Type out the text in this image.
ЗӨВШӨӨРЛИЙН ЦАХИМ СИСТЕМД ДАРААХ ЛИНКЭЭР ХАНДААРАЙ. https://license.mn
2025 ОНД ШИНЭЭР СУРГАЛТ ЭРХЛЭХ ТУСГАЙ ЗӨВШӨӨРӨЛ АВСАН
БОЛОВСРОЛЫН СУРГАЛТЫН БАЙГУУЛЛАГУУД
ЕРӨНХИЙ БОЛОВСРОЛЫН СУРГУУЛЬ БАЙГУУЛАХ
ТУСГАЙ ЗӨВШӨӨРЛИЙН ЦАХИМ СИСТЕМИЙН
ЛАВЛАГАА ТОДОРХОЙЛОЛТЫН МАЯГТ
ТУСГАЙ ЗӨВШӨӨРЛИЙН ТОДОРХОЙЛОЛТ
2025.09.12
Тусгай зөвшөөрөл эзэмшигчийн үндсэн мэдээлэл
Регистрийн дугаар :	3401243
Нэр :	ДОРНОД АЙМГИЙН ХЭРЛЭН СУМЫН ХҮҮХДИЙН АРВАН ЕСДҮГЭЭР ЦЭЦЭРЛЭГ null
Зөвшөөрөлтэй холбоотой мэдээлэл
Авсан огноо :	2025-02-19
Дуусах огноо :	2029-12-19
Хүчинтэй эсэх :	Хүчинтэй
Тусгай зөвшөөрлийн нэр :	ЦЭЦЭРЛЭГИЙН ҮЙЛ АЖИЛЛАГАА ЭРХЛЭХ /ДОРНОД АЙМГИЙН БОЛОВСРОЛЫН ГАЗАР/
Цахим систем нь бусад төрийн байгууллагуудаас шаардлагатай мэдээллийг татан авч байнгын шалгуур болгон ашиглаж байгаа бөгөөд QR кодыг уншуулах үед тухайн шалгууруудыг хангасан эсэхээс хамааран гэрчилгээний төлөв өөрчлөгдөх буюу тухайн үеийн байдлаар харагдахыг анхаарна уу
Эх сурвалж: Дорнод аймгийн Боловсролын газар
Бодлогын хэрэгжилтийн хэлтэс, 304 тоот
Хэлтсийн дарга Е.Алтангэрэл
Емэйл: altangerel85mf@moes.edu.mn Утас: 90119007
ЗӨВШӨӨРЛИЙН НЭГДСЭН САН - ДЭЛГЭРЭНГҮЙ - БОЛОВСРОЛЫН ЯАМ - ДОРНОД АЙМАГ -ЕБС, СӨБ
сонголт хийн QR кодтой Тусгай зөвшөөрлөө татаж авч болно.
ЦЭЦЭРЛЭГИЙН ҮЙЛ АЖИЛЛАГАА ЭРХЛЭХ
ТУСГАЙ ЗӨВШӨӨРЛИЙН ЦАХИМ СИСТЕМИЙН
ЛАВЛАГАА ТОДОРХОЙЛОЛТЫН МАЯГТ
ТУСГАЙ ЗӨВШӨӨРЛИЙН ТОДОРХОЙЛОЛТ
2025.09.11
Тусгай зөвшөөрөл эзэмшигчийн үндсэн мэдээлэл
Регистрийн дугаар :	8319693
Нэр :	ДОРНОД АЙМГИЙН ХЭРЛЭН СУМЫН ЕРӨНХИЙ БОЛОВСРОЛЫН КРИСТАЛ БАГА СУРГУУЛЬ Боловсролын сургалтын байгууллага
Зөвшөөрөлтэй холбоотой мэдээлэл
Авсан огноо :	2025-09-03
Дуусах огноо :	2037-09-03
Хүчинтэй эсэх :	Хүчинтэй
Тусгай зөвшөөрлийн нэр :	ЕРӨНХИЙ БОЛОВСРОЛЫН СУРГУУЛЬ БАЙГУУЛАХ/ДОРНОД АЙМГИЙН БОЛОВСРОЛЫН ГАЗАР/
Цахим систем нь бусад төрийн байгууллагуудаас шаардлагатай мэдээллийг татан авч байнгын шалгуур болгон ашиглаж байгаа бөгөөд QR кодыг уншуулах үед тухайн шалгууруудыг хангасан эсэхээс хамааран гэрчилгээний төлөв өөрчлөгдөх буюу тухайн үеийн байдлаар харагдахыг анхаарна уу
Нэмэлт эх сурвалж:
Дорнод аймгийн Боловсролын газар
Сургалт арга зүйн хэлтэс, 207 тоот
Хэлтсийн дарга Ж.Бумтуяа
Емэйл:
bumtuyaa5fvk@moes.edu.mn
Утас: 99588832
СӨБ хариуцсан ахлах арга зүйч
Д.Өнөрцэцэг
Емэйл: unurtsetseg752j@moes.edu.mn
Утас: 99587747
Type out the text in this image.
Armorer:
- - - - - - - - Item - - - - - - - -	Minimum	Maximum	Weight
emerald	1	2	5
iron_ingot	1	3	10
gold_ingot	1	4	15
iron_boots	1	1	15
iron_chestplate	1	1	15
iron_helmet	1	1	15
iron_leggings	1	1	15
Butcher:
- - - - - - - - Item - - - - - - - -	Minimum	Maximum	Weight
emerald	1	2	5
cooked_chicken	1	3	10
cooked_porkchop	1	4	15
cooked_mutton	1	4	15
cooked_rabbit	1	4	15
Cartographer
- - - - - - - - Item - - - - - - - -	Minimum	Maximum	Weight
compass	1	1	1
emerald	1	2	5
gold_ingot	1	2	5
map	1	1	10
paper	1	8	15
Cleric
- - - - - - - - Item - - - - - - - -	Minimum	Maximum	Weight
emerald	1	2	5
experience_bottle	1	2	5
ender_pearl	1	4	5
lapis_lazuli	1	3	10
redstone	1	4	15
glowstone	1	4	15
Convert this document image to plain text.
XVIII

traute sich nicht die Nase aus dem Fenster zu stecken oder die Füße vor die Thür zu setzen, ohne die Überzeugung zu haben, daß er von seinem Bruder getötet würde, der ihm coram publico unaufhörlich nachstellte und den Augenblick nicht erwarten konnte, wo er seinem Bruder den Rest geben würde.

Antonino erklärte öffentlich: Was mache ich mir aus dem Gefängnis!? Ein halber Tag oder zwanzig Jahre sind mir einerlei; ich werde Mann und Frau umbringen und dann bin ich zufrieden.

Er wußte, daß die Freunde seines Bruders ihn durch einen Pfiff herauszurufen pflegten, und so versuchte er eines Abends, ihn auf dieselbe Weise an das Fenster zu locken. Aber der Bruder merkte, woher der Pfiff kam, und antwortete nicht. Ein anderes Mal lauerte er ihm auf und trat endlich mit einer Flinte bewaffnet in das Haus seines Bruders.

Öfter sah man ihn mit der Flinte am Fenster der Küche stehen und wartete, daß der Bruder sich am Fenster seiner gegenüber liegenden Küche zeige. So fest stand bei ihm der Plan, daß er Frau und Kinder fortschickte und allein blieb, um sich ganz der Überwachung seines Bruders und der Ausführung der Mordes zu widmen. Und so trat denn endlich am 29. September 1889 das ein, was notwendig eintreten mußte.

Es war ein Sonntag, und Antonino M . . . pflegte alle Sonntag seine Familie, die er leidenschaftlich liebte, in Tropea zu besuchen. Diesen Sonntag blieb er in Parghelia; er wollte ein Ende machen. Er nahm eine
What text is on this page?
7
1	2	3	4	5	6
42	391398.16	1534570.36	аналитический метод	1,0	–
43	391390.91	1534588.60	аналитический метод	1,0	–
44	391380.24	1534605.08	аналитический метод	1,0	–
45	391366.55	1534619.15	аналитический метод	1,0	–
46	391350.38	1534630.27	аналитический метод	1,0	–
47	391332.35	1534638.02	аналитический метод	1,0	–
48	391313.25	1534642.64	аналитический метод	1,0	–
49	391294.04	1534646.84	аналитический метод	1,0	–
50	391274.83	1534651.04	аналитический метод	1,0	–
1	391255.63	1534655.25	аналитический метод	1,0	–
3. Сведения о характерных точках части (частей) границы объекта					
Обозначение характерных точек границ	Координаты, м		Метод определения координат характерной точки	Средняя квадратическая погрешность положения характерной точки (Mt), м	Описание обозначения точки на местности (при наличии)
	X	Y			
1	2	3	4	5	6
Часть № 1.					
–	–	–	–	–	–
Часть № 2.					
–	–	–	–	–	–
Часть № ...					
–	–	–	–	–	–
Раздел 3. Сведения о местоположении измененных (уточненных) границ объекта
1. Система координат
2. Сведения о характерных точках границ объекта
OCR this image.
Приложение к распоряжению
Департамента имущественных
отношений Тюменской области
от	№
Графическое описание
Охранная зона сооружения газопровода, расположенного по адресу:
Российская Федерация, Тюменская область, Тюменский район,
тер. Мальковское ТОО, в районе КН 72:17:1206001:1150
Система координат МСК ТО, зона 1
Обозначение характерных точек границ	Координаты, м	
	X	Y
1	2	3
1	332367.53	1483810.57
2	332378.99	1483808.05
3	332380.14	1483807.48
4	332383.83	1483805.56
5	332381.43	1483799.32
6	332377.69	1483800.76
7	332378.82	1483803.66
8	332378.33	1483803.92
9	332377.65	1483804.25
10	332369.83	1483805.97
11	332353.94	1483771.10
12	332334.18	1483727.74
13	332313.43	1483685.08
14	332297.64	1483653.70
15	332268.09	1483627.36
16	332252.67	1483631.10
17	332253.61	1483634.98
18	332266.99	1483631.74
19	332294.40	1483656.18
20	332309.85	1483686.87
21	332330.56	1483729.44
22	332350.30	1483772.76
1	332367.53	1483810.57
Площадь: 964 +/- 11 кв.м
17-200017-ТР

- _Work required_
Search the listing for the word "ЭРХЛЭХ" and return each line that holds it.

- _Output below_
2025 ОНД ШИНЭЭР СУРГАЛТ ЭРХЛЭХ ТУСГАЙ ЗӨВШӨӨРӨЛ АВСАН
Тусгай зөвшөөрлийн нэр :	ЦЭЦЭРЛЭГИЙН ҮЙЛ АЖИЛЛАГАА ЭРХЛЭХ /ДОРНОД АЙМГИЙН БОЛОВСРОЛЫН ГАЗАР/
ЦЭЦЭРЛЭГИЙН ҮЙЛ АЖИЛЛАГАА ЭРХЛЭХ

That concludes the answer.